_TASK DIRECTIONS_
For every line in the data below that contains "小時值計算之", copy the line.

_RECORDS SHOWN_
____________________

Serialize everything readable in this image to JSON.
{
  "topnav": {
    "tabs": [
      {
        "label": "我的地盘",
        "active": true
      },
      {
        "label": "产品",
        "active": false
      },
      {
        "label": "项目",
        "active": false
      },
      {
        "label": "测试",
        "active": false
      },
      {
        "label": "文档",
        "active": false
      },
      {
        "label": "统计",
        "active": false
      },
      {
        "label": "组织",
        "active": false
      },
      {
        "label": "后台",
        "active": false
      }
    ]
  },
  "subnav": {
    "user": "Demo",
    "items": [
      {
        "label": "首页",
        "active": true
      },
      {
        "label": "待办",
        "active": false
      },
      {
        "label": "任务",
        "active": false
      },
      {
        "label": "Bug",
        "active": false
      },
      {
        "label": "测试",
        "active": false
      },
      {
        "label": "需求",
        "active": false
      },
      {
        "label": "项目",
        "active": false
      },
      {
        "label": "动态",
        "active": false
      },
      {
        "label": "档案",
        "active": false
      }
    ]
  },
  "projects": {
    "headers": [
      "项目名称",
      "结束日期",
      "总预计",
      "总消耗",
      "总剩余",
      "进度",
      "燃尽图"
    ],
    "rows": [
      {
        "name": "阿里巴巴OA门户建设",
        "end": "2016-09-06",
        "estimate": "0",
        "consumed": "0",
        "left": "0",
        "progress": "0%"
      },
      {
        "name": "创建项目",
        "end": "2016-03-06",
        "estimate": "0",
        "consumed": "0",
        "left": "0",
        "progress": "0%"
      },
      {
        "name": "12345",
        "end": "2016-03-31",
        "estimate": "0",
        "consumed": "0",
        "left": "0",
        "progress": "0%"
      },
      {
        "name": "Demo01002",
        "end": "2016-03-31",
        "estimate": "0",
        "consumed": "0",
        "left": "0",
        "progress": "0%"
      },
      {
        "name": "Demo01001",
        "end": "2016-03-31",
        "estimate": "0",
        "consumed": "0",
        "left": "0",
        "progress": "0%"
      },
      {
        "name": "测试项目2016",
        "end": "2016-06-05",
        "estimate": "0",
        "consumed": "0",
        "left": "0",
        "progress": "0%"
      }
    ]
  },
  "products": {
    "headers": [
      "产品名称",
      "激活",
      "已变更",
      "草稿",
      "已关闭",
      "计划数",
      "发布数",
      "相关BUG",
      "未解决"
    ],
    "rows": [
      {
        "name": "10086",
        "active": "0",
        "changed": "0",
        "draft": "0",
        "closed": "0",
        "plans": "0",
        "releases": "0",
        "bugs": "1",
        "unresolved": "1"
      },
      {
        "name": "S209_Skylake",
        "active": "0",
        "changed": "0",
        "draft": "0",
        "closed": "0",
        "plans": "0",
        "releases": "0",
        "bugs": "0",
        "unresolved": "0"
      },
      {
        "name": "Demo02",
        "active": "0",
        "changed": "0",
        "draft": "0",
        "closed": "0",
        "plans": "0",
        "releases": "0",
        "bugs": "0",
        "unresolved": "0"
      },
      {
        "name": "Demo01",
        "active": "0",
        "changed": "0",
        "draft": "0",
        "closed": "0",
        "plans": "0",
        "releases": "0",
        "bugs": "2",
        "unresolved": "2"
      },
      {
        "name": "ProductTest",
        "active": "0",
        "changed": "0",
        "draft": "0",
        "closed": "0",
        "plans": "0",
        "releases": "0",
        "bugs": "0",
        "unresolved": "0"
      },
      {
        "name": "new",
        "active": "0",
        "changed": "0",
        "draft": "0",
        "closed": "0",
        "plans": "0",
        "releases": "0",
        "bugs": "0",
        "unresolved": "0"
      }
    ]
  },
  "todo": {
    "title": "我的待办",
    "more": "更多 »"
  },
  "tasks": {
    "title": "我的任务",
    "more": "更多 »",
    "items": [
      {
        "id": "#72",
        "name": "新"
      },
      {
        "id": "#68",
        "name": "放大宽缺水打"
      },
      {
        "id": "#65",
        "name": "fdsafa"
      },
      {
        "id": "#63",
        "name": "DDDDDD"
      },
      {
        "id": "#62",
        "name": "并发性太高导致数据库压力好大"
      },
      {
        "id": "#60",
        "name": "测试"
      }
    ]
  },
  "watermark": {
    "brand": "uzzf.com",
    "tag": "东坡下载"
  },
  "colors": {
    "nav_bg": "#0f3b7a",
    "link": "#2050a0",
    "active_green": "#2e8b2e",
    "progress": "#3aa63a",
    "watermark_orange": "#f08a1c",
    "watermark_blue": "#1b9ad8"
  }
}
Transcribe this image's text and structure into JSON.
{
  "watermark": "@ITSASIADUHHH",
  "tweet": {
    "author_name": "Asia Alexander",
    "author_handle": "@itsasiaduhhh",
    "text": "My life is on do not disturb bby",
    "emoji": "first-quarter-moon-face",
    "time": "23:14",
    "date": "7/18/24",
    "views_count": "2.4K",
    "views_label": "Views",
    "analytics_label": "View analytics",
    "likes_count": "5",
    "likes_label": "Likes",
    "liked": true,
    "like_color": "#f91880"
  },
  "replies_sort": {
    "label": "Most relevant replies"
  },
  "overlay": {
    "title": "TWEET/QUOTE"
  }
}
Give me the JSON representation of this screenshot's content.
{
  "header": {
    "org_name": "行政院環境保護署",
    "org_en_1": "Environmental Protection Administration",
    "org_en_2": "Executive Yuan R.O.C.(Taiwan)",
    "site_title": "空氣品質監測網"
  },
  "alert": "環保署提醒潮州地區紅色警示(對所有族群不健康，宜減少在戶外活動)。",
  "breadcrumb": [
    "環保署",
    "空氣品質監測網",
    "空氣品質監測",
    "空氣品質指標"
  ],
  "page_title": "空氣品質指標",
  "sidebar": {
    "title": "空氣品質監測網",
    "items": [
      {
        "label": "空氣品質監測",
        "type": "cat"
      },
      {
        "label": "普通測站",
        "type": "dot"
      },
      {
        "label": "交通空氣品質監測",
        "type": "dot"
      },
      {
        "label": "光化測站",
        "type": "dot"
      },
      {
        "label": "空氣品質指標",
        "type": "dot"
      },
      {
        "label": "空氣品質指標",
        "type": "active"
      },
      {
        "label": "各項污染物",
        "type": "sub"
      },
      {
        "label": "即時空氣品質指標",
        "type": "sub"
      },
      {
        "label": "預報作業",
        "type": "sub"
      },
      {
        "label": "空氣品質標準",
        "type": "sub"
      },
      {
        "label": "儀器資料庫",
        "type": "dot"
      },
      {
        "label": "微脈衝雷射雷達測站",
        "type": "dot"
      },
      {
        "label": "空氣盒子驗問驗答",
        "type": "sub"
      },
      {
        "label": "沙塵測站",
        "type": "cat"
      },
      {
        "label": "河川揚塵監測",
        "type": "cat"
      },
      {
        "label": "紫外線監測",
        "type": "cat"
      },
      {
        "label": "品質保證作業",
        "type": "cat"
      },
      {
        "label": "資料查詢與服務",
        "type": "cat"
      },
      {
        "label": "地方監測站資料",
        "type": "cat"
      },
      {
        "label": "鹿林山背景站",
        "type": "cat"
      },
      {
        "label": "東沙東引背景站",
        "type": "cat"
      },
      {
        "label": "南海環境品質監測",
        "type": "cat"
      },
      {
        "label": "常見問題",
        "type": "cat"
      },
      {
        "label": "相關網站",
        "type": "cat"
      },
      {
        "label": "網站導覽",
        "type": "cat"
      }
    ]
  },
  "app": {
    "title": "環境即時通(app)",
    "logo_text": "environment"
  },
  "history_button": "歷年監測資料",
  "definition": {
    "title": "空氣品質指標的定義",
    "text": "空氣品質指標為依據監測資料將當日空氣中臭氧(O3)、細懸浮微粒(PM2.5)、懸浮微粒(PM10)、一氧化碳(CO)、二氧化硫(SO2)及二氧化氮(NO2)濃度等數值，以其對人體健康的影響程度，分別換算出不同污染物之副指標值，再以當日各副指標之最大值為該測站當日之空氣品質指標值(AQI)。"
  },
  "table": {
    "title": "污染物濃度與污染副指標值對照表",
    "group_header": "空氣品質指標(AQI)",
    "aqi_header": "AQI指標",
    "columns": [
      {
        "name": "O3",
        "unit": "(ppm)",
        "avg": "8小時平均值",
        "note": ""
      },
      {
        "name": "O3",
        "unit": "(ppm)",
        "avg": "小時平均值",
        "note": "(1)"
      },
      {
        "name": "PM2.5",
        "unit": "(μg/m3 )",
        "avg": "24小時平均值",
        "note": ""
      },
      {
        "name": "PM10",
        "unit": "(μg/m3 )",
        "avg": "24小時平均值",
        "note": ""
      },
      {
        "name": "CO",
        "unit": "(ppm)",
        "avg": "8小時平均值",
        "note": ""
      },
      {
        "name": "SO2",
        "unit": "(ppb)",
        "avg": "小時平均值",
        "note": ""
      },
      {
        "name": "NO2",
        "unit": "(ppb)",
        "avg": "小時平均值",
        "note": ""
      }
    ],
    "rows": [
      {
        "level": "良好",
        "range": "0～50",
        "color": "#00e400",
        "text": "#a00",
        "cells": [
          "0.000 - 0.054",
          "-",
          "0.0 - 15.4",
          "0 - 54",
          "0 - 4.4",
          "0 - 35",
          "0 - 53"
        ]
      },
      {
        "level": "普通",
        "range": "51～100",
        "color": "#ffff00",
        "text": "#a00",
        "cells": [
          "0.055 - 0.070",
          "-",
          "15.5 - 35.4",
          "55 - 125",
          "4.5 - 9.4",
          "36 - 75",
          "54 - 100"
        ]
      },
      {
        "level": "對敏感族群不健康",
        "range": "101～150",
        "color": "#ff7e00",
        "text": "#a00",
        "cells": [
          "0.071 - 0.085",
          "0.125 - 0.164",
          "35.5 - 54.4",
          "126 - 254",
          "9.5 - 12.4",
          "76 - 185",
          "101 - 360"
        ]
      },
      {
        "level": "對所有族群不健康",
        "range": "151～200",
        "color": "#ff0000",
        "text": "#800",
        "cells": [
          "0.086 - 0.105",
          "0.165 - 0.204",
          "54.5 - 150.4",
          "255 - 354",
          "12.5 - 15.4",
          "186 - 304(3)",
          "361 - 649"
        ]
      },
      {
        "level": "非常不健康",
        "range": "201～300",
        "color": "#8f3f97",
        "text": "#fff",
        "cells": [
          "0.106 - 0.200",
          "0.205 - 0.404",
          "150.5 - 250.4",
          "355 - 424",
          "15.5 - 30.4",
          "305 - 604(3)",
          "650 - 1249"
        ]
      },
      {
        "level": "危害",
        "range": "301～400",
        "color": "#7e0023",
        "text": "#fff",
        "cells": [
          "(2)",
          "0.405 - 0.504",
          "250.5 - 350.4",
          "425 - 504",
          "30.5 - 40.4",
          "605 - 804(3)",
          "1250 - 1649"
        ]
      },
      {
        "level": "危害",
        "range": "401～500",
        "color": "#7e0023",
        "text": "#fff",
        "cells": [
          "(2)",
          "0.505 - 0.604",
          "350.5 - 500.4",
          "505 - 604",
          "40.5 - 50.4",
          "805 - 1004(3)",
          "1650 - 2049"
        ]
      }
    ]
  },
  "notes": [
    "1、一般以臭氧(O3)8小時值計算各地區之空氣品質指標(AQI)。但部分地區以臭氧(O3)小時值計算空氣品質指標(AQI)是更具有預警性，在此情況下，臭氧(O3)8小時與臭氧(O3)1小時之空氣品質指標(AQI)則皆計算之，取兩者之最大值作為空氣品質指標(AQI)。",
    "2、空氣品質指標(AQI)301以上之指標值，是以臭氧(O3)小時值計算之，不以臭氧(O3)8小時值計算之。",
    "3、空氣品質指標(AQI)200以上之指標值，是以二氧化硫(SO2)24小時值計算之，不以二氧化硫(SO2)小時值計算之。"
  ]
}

____________________

_RIGHT ANSWER_
    "2、空氣品質指標(AQI)301以上之指標值，是以臭氧(O3)小時值計算之，不以臭氧(O3)8小時值計算之。",
    "3、空氣品質指標(AQI)200以上之指標值，是以二氧化硫(SO2)24小時值計算之，不以二氧化硫(SO2)小時值計算之。"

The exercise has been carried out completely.